> **Dataset entries on figures**:
· · ·
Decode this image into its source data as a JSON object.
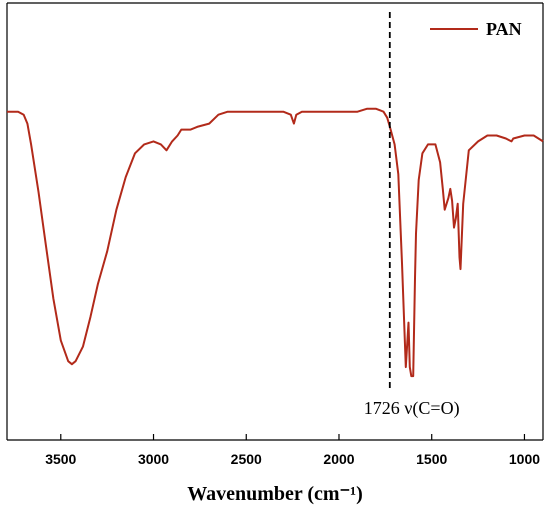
{
  "chart_data": {
    "type": "line",
    "title": "",
    "xlabel": "Wavenumber (cm⁻¹)",
    "ylabel": "",
    "xlim": [
      3790,
      900
    ],
    "ylim": [
      0,
      100
    ],
    "x_reversed": true,
    "grid": false,
    "legend_position": "top-right",
    "x_ticks": [
      3500,
      3000,
      2500,
      2000,
      1500,
      1000
    ],
    "x_tick_labels": [
      "3500",
      "3000",
      "2500",
      "2000",
      "1500",
      "1000"
    ],
    "series": [
      {
        "name": "PAN",
        "color": "#b22a1a",
        "x": [
          3790,
          3730,
          3700,
          3680,
          3660,
          3620,
          3580,
          3540,
          3500,
          3460,
          3440,
          3420,
          3380,
          3340,
          3300,
          3250,
          3200,
          3150,
          3100,
          3050,
          3000,
          2960,
          2930,
          2900,
          2870,
          2850,
          2800,
          2760,
          2700,
          2650,
          2600,
          2500,
          2400,
          2300,
          2260,
          2243,
          2230,
          2200,
          2100,
          2000,
          1900,
          1850,
          1800,
          1760,
          1740,
          1726,
          1700,
          1680,
          1660,
          1640,
          1630,
          1625,
          1618,
          1610,
          1600,
          1590,
          1585,
          1570,
          1550,
          1520,
          1480,
          1455,
          1440,
          1430,
          1410,
          1400,
          1390,
          1380,
          1370,
          1360,
          1350,
          1345,
          1330,
          1300,
          1250,
          1200,
          1150,
          1100,
          1070,
          1060,
          1000,
          950,
          900
        ],
        "y": [
          91,
          91,
          90,
          87,
          80,
          64,
          46,
          28,
          14,
          7,
          6,
          7,
          12,
          22,
          33,
          44,
          58,
          69,
          77,
          80,
          81,
          80,
          78,
          81,
          83,
          85,
          85,
          86,
          87,
          90,
          91,
          91,
          91,
          91,
          90,
          87,
          90,
          91,
          91,
          91,
          91,
          92,
          92,
          91,
          89,
          86,
          80,
          70,
          40,
          5,
          15,
          20,
          5,
          2,
          2,
          35,
          50,
          68,
          77,
          80,
          80,
          74,
          65,
          58,
          62,
          65,
          61,
          52,
          55,
          60,
          42,
          38,
          60,
          78,
          81,
          83,
          83,
          82,
          81,
          82,
          83,
          83,
          81
        ]
      }
    ],
    "annotations": [
      {
        "text": "1726  ν(C=O)",
        "x": 1726,
        "style": "dashed-vertical-line"
      }
    ]
  }
}
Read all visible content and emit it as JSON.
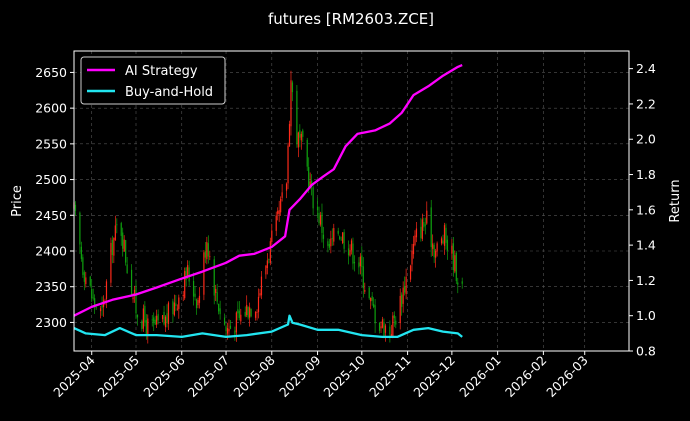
{
  "chart_data": {
    "type": "line",
    "title": "futures [RM2603.ZCE]",
    "x_axis": {
      "type": "date",
      "range": [
        "2025-03-20",
        "2026-03-31"
      ],
      "tick_labels": [
        "2025-04",
        "2025-05",
        "2025-06",
        "2025-07",
        "2025-08",
        "2025-09",
        "2025-10",
        "2025-11",
        "2025-12",
        "2026-01",
        "2026-02",
        "2026-03"
      ]
    },
    "y_left": {
      "label": "Price",
      "range": [
        2260,
        2680
      ],
      "ticks": [
        2300,
        2350,
        2400,
        2450,
        2500,
        2550,
        2600,
        2650
      ]
    },
    "y_right": {
      "label": "Return",
      "range": [
        0.8,
        2.5
      ],
      "ticks": [
        "0.8",
        "1.0",
        "1.2",
        "1.4",
        "1.6",
        "1.8",
        "2.0",
        "2.2",
        "2.4"
      ]
    },
    "grid": true,
    "legend_position": "top-left",
    "legend": [
      "AI Strategy",
      "Buy-and-Hold"
    ],
    "colors": {
      "ai_strategy": "#ff00ff",
      "buy_and_hold": "#22e5f0",
      "candle_up": "#ff2a1a",
      "candle_down": "#0fa20f",
      "grid": "#555555",
      "axes": "#ffffff"
    },
    "price_path": [
      [
        "2025-03-20",
        2455
      ],
      [
        "2025-03-26",
        2380
      ],
      [
        "2025-04-02",
        2330
      ],
      [
        "2025-04-08",
        2310
      ],
      [
        "2025-04-15",
        2410
      ],
      [
        "2025-04-20",
        2445
      ],
      [
        "2025-04-25",
        2380
      ],
      [
        "2025-05-01",
        2320
      ],
      [
        "2025-05-10",
        2290
      ],
      [
        "2025-05-20",
        2300
      ],
      [
        "2025-05-28",
        2330
      ],
      [
        "2025-06-05",
        2370
      ],
      [
        "2025-06-12",
        2330
      ],
      [
        "2025-06-18",
        2420
      ],
      [
        "2025-06-24",
        2340
      ],
      [
        "2025-07-01",
        2290
      ],
      [
        "2025-07-08",
        2300
      ],
      [
        "2025-07-15",
        2320
      ],
      [
        "2025-07-22",
        2330
      ],
      [
        "2025-07-30",
        2400
      ],
      [
        "2025-08-05",
        2440
      ],
      [
        "2025-08-11",
        2500
      ],
      [
        "2025-08-14",
        2640
      ],
      [
        "2025-08-18",
        2560
      ],
      [
        "2025-08-23",
        2540
      ],
      [
        "2025-08-28",
        2480
      ],
      [
        "2025-09-02",
        2450
      ],
      [
        "2025-09-08",
        2400
      ],
      [
        "2025-09-15",
        2430
      ],
      [
        "2025-09-22",
        2410
      ],
      [
        "2025-09-30",
        2380
      ],
      [
        "2025-10-06",
        2330
      ],
      [
        "2025-10-13",
        2300
      ],
      [
        "2025-10-20",
        2290
      ],
      [
        "2025-10-26",
        2320
      ],
      [
        "2025-11-02",
        2380
      ],
      [
        "2025-11-08",
        2430
      ],
      [
        "2025-11-14",
        2440
      ],
      [
        "2025-11-20",
        2400
      ],
      [
        "2025-11-26",
        2420
      ],
      [
        "2025-12-02",
        2390
      ],
      [
        "2025-12-08",
        2340
      ]
    ],
    "series": [
      {
        "name": "AI Strategy",
        "axis": "right",
        "points": [
          [
            "2025-03-20",
            1.0
          ],
          [
            "2025-04-01",
            1.05
          ],
          [
            "2025-04-15",
            1.09
          ],
          [
            "2025-05-01",
            1.12
          ],
          [
            "2025-05-15",
            1.16
          ],
          [
            "2025-06-01",
            1.21
          ],
          [
            "2025-06-15",
            1.25
          ],
          [
            "2025-07-01",
            1.3
          ],
          [
            "2025-07-10",
            1.34
          ],
          [
            "2025-07-20",
            1.35
          ],
          [
            "2025-08-01",
            1.39
          ],
          [
            "2025-08-10",
            1.45
          ],
          [
            "2025-08-13",
            1.6
          ],
          [
            "2025-08-20",
            1.66
          ],
          [
            "2025-08-28",
            1.74
          ],
          [
            "2025-09-05",
            1.79
          ],
          [
            "2025-09-12",
            1.83
          ],
          [
            "2025-09-20",
            1.96
          ],
          [
            "2025-09-28",
            2.03
          ],
          [
            "2025-10-10",
            2.05
          ],
          [
            "2025-10-20",
            2.09
          ],
          [
            "2025-10-28",
            2.15
          ],
          [
            "2025-11-05",
            2.25
          ],
          [
            "2025-11-15",
            2.3
          ],
          [
            "2025-11-25",
            2.36
          ],
          [
            "2025-12-05",
            2.41
          ],
          [
            "2025-12-08",
            2.42
          ]
        ]
      },
      {
        "name": "Buy-and-Hold",
        "axis": "right",
        "points": [
          [
            "2025-03-20",
            0.93
          ],
          [
            "2025-03-28",
            0.9
          ],
          [
            "2025-04-10",
            0.89
          ],
          [
            "2025-04-20",
            0.93
          ],
          [
            "2025-05-01",
            0.89
          ],
          [
            "2025-05-15",
            0.89
          ],
          [
            "2025-06-01",
            0.88
          ],
          [
            "2025-06-15",
            0.9
          ],
          [
            "2025-07-01",
            0.88
          ],
          [
            "2025-07-15",
            0.89
          ],
          [
            "2025-08-01",
            0.91
          ],
          [
            "2025-08-12",
            0.95
          ],
          [
            "2025-08-13",
            1.0
          ],
          [
            "2025-08-15",
            0.96
          ],
          [
            "2025-08-20",
            0.95
          ],
          [
            "2025-09-01",
            0.92
          ],
          [
            "2025-09-15",
            0.92
          ],
          [
            "2025-10-01",
            0.89
          ],
          [
            "2025-10-15",
            0.88
          ],
          [
            "2025-10-25",
            0.88
          ],
          [
            "2025-11-05",
            0.92
          ],
          [
            "2025-11-15",
            0.93
          ],
          [
            "2025-11-25",
            0.91
          ],
          [
            "2025-12-05",
            0.9
          ],
          [
            "2025-12-08",
            0.88
          ]
        ]
      }
    ]
  }
}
· · ·
List every line in the records above that contains the word "name".

        "name": "PAN",
        "name": "AI Strategy",
        "name": "Buy-and-Hold",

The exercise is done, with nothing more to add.